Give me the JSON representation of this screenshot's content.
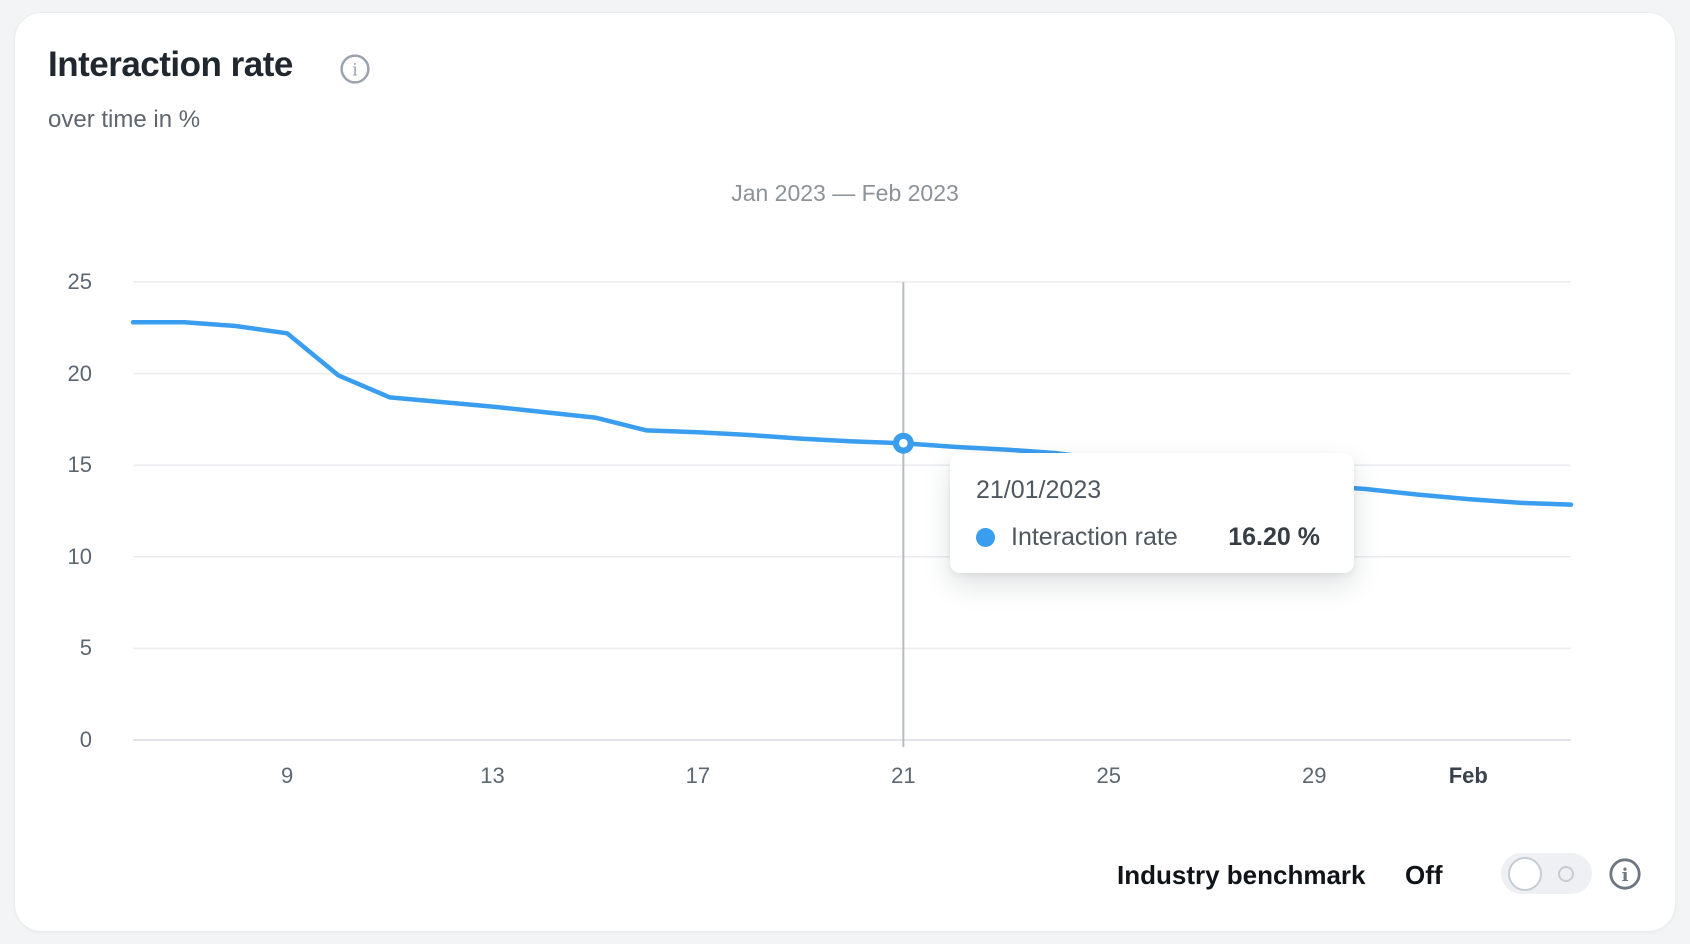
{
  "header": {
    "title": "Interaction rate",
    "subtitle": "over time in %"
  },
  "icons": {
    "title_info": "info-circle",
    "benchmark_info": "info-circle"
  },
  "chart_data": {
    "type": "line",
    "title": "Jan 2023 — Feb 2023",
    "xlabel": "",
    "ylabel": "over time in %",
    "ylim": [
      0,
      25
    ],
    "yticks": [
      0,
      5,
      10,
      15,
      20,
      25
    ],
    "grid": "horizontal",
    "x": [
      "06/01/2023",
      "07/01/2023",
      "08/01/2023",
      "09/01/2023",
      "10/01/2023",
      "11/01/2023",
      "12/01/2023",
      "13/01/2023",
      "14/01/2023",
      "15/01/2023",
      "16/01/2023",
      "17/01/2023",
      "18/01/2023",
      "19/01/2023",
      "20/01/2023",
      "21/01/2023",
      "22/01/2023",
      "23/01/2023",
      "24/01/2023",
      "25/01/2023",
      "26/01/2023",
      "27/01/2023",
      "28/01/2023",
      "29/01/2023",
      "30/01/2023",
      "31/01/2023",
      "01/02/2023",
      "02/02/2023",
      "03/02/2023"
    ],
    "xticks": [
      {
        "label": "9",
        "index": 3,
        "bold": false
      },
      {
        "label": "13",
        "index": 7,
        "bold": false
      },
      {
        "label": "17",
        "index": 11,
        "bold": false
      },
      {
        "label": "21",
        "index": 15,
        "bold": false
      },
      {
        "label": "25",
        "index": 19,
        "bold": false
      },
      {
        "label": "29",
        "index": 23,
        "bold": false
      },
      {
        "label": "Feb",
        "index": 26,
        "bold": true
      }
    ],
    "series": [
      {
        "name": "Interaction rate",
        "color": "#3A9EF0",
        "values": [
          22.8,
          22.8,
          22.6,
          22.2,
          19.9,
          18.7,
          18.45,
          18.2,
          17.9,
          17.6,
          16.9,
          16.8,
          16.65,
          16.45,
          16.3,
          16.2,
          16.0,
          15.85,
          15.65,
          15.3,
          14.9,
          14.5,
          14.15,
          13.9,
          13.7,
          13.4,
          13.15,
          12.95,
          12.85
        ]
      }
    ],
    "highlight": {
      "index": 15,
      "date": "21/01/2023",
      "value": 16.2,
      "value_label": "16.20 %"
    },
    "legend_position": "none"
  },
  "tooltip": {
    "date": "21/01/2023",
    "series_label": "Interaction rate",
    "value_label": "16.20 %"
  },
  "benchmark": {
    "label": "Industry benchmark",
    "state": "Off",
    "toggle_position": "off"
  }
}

================================

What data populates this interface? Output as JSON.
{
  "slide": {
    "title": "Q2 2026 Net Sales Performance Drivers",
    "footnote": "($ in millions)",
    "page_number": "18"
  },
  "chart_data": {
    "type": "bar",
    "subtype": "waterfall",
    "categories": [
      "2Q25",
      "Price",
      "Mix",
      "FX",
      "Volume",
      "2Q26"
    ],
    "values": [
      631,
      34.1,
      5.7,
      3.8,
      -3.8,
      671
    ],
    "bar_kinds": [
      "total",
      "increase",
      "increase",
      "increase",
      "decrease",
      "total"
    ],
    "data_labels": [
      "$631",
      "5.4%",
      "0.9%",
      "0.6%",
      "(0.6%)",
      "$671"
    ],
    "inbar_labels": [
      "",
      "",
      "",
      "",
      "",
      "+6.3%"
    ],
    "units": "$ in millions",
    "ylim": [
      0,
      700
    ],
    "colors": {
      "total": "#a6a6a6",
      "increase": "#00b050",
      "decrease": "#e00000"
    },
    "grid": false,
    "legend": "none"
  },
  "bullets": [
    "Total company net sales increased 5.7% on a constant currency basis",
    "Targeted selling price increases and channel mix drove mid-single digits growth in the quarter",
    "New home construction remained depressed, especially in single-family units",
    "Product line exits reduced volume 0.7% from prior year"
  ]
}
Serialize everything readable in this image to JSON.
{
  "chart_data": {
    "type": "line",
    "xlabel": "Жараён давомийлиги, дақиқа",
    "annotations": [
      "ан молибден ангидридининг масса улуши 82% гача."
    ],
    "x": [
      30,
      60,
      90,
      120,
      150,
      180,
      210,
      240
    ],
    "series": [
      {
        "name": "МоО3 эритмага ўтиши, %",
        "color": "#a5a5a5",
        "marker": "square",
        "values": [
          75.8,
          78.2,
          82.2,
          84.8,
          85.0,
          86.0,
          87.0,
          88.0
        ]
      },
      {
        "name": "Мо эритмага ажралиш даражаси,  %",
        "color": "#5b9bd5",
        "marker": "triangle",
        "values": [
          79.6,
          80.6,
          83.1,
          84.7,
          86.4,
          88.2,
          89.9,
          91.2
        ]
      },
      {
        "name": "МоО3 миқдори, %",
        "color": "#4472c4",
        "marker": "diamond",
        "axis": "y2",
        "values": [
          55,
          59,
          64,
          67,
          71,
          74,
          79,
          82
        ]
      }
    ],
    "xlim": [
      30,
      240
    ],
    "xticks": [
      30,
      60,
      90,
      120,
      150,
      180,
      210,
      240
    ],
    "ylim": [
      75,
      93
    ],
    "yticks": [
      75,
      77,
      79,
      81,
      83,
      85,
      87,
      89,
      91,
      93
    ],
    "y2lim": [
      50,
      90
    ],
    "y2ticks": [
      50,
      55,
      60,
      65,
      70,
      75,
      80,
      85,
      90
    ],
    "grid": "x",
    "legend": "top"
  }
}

================================

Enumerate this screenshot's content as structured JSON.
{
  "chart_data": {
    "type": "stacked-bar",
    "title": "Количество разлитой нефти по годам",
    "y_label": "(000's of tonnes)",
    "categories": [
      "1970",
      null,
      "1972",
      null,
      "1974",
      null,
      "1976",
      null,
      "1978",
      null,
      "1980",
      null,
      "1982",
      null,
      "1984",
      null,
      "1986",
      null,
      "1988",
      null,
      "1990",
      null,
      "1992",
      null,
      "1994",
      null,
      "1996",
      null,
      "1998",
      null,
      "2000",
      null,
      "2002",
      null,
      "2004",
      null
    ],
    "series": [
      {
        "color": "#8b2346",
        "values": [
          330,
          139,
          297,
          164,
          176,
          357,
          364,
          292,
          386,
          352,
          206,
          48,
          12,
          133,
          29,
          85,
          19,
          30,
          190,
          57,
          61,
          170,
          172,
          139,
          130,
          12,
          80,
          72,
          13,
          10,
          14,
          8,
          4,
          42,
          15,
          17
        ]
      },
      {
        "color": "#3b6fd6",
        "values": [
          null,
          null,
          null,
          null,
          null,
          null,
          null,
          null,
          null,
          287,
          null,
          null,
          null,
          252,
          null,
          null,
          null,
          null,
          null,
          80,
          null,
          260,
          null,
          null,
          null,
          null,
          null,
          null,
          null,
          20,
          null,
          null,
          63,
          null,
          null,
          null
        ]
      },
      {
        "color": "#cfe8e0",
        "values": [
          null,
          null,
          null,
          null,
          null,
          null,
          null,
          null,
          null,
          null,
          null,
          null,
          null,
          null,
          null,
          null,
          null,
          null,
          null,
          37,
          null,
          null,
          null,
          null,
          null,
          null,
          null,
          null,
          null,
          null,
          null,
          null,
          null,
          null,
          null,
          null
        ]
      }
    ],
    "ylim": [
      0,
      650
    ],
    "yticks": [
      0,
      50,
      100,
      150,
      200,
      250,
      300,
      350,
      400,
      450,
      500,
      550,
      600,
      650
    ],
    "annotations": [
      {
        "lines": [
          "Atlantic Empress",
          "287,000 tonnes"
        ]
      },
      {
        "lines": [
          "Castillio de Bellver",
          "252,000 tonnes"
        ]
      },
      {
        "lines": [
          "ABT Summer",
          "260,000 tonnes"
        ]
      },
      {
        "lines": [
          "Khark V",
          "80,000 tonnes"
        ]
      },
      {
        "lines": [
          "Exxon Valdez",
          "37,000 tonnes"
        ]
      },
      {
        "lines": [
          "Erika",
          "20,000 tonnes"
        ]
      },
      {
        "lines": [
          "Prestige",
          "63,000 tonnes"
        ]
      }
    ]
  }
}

================================

§ Goal: Give every line of the material that includes the string "эритмага".

§ Correct output:
        "name": "МоО3 эритмага ўтиши, %",
        "name": "Мо эритмага ажралиш даражаси,  %",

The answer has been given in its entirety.